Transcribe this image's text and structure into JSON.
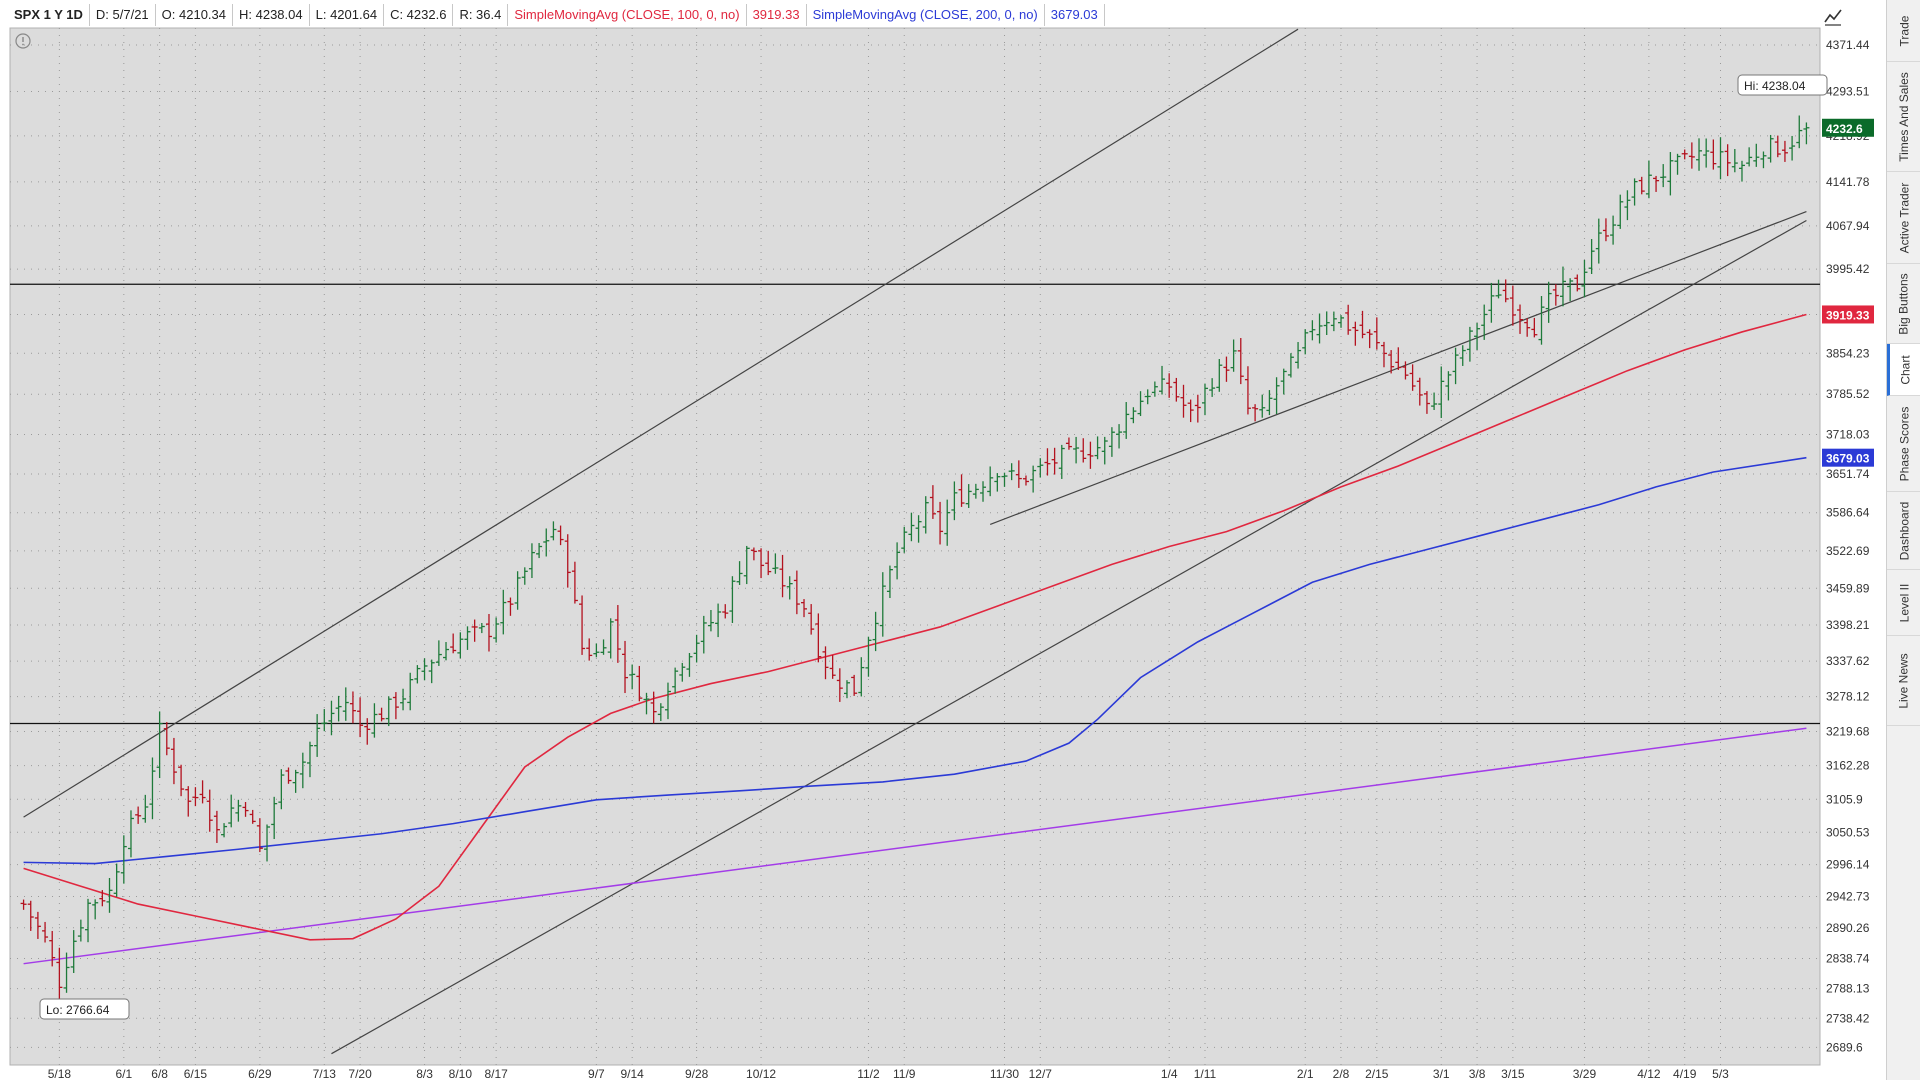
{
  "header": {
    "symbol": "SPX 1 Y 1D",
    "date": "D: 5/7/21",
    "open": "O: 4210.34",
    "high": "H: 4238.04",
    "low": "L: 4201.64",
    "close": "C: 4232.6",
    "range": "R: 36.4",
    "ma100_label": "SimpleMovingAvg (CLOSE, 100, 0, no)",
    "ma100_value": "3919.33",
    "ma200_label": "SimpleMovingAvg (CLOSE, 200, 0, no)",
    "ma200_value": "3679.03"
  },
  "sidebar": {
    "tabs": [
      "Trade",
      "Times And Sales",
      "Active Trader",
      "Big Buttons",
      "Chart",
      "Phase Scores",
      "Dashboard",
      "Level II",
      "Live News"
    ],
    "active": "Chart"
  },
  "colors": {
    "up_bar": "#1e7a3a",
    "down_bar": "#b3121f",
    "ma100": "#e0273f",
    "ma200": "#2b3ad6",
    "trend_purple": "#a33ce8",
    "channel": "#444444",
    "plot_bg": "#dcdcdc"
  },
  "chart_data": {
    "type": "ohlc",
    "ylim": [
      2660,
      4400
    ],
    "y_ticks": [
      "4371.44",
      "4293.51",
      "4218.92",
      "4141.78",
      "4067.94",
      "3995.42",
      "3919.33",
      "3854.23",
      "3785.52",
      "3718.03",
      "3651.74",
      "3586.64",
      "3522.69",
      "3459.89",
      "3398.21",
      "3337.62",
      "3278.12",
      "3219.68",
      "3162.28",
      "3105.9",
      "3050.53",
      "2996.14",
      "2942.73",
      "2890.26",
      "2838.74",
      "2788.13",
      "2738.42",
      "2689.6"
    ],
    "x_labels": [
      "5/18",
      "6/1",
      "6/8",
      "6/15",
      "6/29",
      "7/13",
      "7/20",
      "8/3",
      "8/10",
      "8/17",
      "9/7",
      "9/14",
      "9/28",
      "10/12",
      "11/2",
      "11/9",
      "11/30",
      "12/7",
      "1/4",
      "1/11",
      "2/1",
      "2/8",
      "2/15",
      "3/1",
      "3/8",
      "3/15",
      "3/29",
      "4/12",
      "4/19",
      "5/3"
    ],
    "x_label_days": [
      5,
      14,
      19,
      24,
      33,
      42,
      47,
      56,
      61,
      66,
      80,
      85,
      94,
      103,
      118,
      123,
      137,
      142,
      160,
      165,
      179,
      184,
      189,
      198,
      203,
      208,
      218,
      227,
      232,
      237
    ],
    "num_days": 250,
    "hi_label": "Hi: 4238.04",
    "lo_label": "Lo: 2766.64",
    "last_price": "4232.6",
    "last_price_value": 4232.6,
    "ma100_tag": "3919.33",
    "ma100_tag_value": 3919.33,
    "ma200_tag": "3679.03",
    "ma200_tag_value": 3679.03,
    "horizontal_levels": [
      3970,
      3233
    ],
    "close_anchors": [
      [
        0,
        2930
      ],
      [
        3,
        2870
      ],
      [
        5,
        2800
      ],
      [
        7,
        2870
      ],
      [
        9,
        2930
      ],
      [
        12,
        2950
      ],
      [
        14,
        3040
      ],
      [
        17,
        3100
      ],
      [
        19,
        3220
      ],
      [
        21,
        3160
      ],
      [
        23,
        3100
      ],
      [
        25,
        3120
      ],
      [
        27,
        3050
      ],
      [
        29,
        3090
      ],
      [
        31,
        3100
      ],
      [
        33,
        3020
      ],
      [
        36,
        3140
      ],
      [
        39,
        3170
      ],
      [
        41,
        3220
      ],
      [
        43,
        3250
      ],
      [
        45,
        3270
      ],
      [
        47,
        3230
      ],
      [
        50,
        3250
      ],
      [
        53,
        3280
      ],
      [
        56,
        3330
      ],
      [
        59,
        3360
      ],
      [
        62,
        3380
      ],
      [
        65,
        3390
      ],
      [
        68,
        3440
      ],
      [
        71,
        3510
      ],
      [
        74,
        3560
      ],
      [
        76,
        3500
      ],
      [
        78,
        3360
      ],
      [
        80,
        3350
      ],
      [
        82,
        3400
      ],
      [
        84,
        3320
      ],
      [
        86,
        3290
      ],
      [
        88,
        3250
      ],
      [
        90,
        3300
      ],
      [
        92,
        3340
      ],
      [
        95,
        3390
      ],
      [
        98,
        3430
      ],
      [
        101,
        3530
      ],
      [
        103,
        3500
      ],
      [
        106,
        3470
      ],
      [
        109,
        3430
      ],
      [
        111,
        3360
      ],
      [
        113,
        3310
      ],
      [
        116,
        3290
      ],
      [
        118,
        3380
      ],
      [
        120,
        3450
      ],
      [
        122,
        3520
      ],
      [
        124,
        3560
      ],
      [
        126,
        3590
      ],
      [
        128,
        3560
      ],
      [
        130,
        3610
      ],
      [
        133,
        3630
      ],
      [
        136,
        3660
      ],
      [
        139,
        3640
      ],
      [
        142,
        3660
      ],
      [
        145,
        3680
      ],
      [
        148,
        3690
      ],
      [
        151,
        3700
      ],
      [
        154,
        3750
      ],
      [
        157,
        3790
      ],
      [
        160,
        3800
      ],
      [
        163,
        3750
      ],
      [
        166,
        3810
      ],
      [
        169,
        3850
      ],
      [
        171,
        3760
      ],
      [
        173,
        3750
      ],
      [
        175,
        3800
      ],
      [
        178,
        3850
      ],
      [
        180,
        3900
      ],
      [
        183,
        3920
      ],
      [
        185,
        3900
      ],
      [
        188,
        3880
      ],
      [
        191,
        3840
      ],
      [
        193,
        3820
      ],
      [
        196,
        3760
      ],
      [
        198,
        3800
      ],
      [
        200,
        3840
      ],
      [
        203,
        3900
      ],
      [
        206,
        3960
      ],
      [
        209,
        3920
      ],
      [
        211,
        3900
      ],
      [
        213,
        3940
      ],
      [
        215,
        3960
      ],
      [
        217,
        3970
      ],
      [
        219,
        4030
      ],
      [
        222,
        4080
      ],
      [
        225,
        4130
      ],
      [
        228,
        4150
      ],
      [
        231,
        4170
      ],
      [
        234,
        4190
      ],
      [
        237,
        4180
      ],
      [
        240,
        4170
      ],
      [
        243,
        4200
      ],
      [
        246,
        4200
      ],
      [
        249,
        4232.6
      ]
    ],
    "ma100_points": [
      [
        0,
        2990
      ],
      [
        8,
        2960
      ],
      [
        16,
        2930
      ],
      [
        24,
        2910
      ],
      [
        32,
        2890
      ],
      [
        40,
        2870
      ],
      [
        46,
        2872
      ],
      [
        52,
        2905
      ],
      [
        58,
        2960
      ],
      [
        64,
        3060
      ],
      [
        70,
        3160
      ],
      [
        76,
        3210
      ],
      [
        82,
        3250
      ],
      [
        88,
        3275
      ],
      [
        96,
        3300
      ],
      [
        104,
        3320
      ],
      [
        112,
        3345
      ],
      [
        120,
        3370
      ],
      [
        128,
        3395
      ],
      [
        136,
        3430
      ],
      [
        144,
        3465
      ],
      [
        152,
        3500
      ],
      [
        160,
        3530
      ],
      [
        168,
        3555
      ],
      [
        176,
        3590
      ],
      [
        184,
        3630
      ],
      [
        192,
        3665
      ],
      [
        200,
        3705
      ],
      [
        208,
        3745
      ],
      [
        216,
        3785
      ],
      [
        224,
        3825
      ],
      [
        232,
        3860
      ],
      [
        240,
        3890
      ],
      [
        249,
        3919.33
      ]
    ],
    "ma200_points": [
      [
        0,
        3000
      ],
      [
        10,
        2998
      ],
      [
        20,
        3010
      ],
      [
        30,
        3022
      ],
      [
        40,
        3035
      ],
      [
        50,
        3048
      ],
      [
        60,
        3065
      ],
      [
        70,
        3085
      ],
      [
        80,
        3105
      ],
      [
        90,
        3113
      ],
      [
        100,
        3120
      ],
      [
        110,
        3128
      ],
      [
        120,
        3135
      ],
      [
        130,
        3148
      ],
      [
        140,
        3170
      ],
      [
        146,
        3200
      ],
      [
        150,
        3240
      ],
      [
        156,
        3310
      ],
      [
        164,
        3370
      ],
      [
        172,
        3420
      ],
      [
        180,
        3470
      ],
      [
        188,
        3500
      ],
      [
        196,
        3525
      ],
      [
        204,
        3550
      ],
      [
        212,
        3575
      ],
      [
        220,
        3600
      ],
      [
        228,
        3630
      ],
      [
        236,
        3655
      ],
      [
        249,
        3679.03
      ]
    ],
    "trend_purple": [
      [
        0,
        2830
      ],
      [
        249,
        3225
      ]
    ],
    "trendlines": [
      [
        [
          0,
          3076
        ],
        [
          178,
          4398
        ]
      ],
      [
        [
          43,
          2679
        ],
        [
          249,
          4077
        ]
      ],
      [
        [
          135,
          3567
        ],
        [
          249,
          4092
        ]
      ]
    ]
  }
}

* * *

▶ _WHAT YOU NEED TO DO_
Determine the count of lines in the data above with the string "SimpleMovingAvg" in them, and give that count alone.

▶ _RESPONSE FOR THIS EXERCISE_
2